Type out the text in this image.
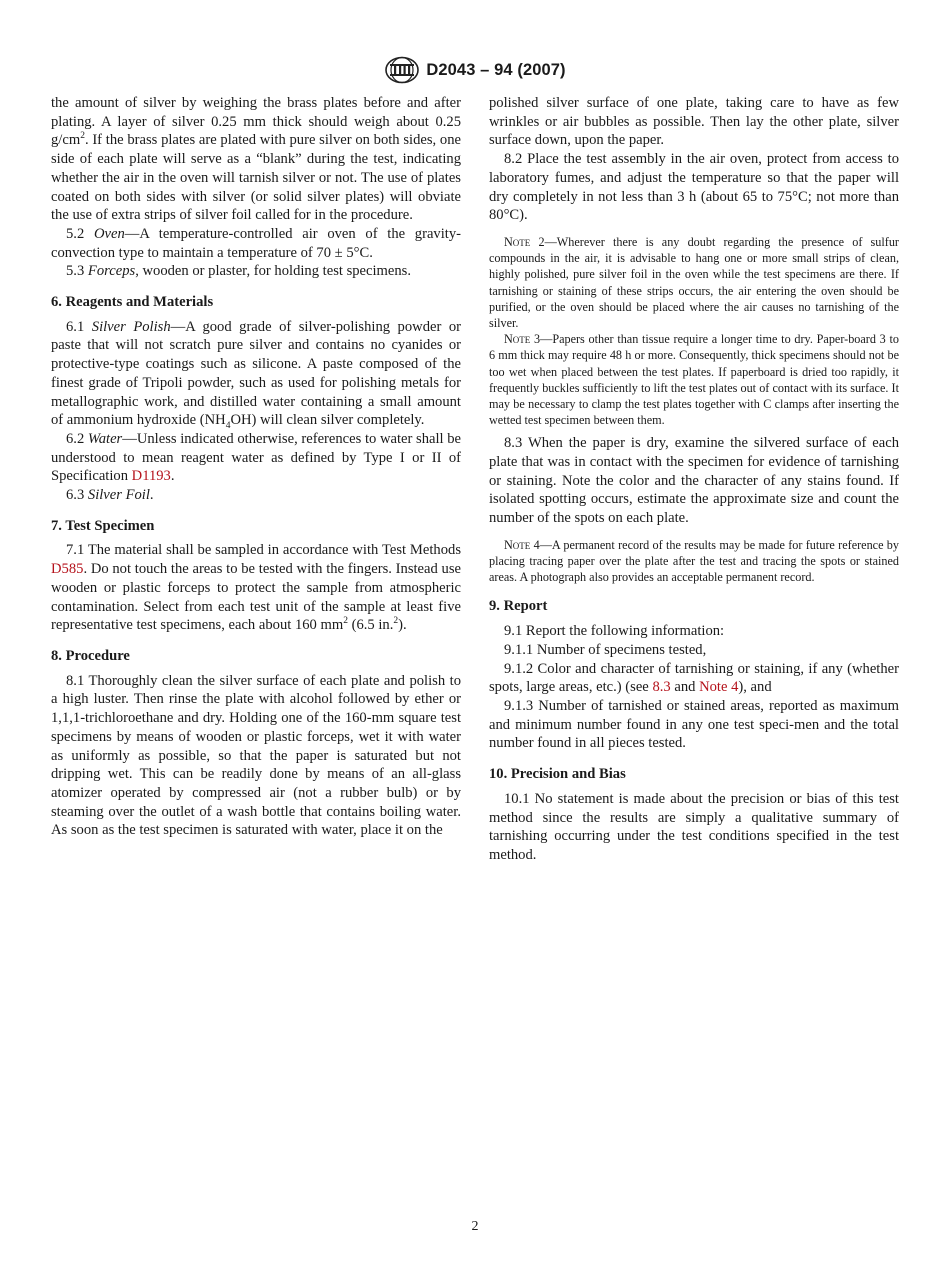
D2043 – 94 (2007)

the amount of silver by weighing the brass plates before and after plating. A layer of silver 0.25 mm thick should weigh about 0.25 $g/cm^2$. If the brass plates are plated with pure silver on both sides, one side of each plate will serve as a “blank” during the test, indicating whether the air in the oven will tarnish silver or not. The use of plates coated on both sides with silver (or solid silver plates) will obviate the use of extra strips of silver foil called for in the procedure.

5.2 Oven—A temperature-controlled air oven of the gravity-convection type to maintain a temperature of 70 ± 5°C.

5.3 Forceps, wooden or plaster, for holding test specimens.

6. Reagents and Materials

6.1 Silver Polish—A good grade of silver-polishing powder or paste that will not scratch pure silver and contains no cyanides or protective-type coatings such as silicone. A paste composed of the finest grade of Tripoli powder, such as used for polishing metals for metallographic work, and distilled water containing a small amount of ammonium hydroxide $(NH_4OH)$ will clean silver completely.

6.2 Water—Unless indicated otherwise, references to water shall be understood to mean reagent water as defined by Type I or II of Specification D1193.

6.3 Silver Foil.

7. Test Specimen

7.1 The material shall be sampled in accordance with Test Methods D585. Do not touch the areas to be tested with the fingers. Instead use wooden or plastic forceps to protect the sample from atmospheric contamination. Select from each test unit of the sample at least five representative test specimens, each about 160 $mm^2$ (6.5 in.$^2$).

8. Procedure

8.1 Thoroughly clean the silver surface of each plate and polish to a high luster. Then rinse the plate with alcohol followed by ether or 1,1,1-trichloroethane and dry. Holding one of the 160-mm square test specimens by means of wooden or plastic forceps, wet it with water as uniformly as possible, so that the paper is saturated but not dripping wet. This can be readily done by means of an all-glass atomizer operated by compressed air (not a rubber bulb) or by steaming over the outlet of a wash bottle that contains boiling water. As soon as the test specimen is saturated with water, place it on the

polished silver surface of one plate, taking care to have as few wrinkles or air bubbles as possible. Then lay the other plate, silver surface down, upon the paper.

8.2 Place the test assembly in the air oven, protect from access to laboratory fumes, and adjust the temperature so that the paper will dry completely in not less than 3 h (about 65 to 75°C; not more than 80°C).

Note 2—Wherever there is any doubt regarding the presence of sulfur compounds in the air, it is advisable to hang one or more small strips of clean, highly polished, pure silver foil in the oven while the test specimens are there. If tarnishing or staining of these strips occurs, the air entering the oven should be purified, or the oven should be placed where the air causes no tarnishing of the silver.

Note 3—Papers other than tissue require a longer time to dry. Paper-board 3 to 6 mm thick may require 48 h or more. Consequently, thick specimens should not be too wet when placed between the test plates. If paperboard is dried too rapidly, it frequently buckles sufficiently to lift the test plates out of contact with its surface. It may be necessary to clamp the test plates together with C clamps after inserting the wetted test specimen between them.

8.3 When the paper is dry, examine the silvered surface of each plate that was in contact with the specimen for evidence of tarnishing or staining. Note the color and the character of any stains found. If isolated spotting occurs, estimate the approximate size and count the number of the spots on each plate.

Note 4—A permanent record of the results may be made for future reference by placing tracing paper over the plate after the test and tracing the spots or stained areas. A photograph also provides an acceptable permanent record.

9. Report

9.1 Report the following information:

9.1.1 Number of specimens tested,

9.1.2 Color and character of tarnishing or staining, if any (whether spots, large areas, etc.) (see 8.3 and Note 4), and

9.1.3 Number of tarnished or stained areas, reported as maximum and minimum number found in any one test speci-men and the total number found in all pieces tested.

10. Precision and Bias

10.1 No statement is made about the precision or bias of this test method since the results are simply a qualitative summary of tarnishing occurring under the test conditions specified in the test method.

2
= = =
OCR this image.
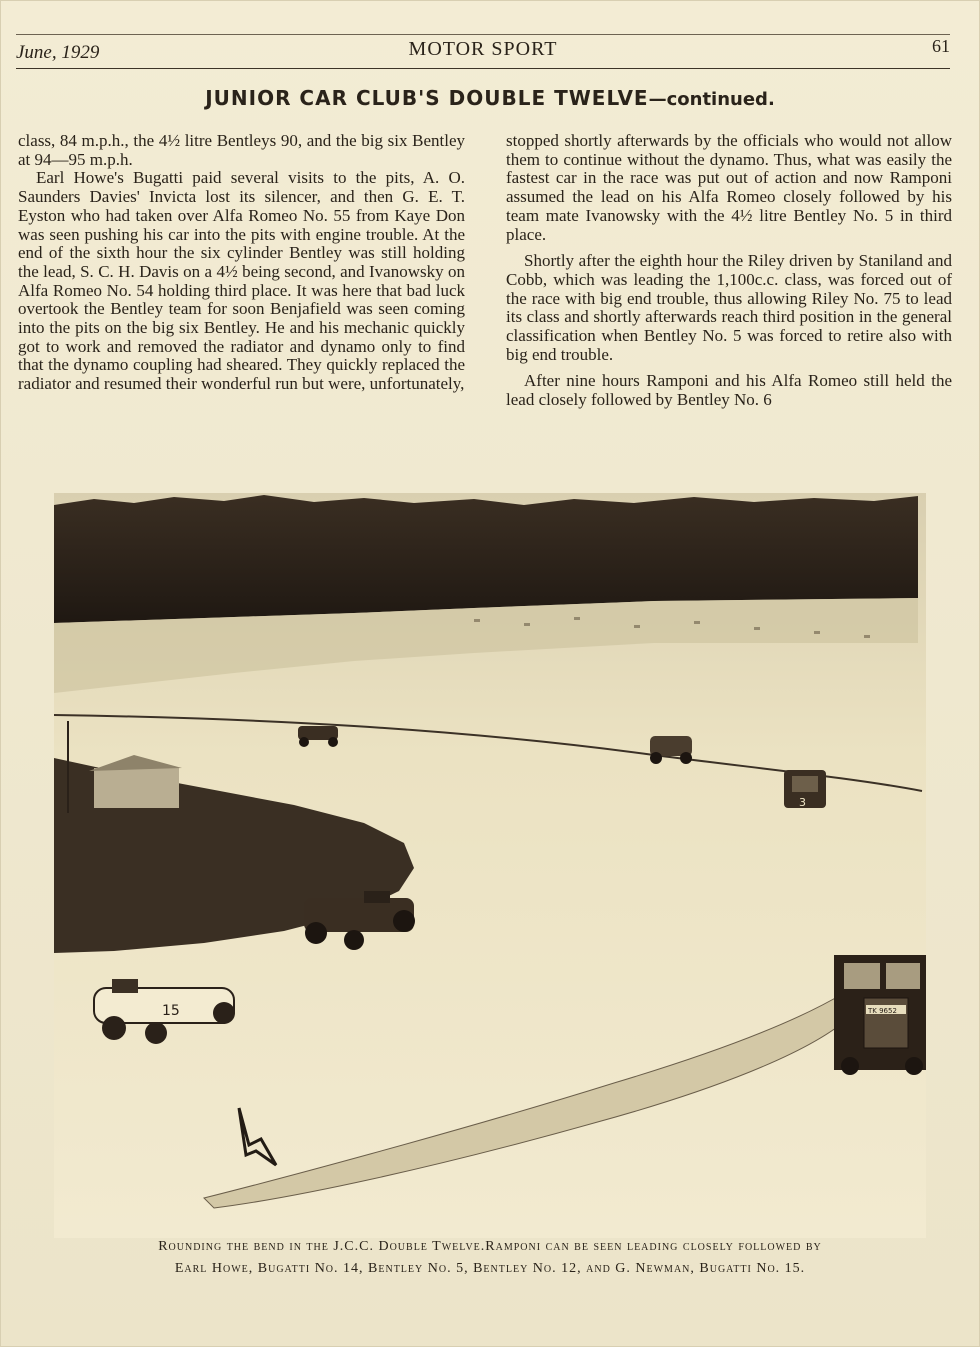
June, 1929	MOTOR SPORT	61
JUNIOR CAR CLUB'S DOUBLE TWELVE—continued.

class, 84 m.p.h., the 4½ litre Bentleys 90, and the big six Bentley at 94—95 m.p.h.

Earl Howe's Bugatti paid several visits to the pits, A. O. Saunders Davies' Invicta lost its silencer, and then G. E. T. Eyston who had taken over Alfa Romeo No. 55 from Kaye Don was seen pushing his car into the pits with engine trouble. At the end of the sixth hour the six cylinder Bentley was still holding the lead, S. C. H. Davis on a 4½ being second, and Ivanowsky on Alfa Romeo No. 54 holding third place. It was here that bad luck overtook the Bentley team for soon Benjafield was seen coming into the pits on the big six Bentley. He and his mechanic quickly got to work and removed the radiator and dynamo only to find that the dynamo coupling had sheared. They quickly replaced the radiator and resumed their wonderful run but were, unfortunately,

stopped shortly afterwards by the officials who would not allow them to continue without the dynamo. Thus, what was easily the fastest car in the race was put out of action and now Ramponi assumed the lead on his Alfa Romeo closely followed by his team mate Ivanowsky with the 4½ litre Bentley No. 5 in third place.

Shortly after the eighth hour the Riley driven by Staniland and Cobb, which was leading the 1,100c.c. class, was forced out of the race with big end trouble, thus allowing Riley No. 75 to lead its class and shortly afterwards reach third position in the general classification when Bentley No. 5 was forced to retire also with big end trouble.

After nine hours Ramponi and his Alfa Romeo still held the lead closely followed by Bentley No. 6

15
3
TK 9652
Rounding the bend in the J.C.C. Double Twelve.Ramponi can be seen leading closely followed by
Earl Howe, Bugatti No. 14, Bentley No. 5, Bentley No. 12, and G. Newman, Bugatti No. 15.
= = =
What you should do – Spot every line that holds "over" and copy it.

Solution below –
8.1 Thoroughly clean the silver surface of each plate and polish to a high luster. Then rinse the plate with alcohol followed by ether or 1,1,1-trichloroethane and dry. Holding one of the 160-mm square test specimens by means of wooden or plastic forceps, wet it with water as uniformly as possible, so that the paper is saturated but not dripping wet. This can be readily done by means of an all-glass atomizer operated by compressed air (not a rubber bulb) or by steaming over the outlet of a wash bottle that contains boiling water. As soon as the test specimen is saturated with water, place it on the
Note 4—A permanent record of the results may be made for future reference by placing tracing paper over the plate after the test and tracing the spots or stained areas. A photograph also provides an acceptable permanent record.
Earl Howe's Bugatti paid several visits to the pits, A. O. Saunders Davies' Invicta lost its silencer, and then G. E. T. Eyston who had taken over Alfa Romeo No. 55 from Kaye Don was seen pushing his car into the pits with engine trouble. At the end of the sixth hour the six cylinder Bentley was still holding the lead, S. C. H. Davis on a 4½ being second, and Ivanowsky on Alfa Romeo No. 54 holding third place. It was here that bad luck overtook the Bentley team for soon Benjafield was seen coming into the pits on the big six Bentley. He and his mechanic quickly got to work and removed the radiator and dynamo only to find that the dynamo coupling had sheared. They quickly replaced the radiator and resumed their wonderful run but were, unfortunately,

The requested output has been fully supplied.